Reproduce every item below line for line, without changing a single character.

++++++++++++++++++++

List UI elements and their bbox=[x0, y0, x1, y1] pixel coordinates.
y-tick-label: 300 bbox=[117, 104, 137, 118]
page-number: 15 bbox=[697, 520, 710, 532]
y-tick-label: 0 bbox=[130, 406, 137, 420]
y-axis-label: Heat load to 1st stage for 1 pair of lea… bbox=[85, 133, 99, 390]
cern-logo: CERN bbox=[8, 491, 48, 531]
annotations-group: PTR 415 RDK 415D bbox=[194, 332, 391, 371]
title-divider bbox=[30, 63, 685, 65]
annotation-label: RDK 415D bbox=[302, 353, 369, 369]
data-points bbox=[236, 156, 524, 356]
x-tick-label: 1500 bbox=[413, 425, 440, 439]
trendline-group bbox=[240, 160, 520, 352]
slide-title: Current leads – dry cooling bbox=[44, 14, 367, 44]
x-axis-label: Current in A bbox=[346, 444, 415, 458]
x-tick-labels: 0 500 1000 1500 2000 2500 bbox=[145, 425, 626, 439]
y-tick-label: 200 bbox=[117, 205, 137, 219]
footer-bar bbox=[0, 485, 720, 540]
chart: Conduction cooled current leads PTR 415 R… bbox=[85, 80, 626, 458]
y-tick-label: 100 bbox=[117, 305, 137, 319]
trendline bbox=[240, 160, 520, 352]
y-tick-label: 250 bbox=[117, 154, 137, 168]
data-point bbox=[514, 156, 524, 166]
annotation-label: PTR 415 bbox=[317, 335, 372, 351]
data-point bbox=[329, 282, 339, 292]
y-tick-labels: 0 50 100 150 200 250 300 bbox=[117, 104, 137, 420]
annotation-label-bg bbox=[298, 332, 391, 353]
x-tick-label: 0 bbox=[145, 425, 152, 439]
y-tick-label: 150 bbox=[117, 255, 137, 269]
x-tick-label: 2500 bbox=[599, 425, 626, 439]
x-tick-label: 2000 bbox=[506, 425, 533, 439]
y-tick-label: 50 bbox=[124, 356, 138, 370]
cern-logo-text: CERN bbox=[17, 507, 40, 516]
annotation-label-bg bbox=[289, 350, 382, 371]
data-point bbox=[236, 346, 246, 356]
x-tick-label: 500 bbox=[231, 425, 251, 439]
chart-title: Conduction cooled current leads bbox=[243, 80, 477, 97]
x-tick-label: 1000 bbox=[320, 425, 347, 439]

++++++++++++++++++++

● **Answer to the exercise**
List UI elements and their bbox=[x0, y0, x1, y1] pixel coordinates.
y-tick-label: 300 bbox=[117, 104, 137, 118]
page-number: 15 bbox=[697, 520, 710, 532]
y-tick-label: 0 bbox=[130, 406, 137, 420]
y-axis-label: Heat load to 1st stage for 1 pair of lea… bbox=[85, 133, 99, 390]
cern-logo: CERN bbox=[8, 491, 48, 531]
annotations-group: PTR 415 RDK 415D bbox=[194, 332, 391, 371]
title-divider bbox=[30, 63, 685, 65]
annotation-label: RDK 415D bbox=[302, 353, 369, 369]
data-points bbox=[236, 156, 524, 356]
x-tick-label: 1500 bbox=[413, 425, 440, 439]
trendline-group bbox=[240, 160, 520, 352]
slide-title: Current leads – dry cooling bbox=[44, 14, 367, 44]
x-axis-label: Current in A bbox=[346, 444, 415, 458]
x-tick-labels: 0 500 1000 1500 2000 2500 bbox=[145, 425, 626, 439]
y-tick-label: 200 bbox=[117, 205, 137, 219]
footer-bar bbox=[0, 485, 720, 540]
chart: Conduction cooled current leads PTR 415 R… bbox=[85, 80, 626, 458]
y-tick-label: 100 bbox=[117, 305, 137, 319]
trendline bbox=[240, 160, 520, 352]
y-tick-label: 250 bbox=[117, 154, 137, 168]
data-point bbox=[514, 156, 524, 166]
annotation-label: PTR 415 bbox=[317, 335, 372, 351]
data-point bbox=[329, 282, 339, 292]
y-tick-labels: 0 50 100 150 200 250 300 bbox=[117, 104, 137, 420]
annotation-label-bg bbox=[298, 332, 391, 353]
x-tick-label: 0 bbox=[145, 425, 152, 439]
y-tick-label: 150 bbox=[117, 255, 137, 269]
x-tick-label: 2500 bbox=[599, 425, 626, 439]
x-tick-label: 2000 bbox=[506, 425, 533, 439]
y-tick-label: 50 bbox=[124, 356, 138, 370]
cern-logo-text: CERN bbox=[17, 507, 40, 516]
annotation-label-bg bbox=[289, 350, 382, 371]
data-point bbox=[236, 346, 246, 356]
x-tick-label: 500 bbox=[231, 425, 251, 439]
chart-title: Conduction cooled current leads bbox=[243, 80, 477, 97]
x-tick-label: 1000 bbox=[320, 425, 347, 439]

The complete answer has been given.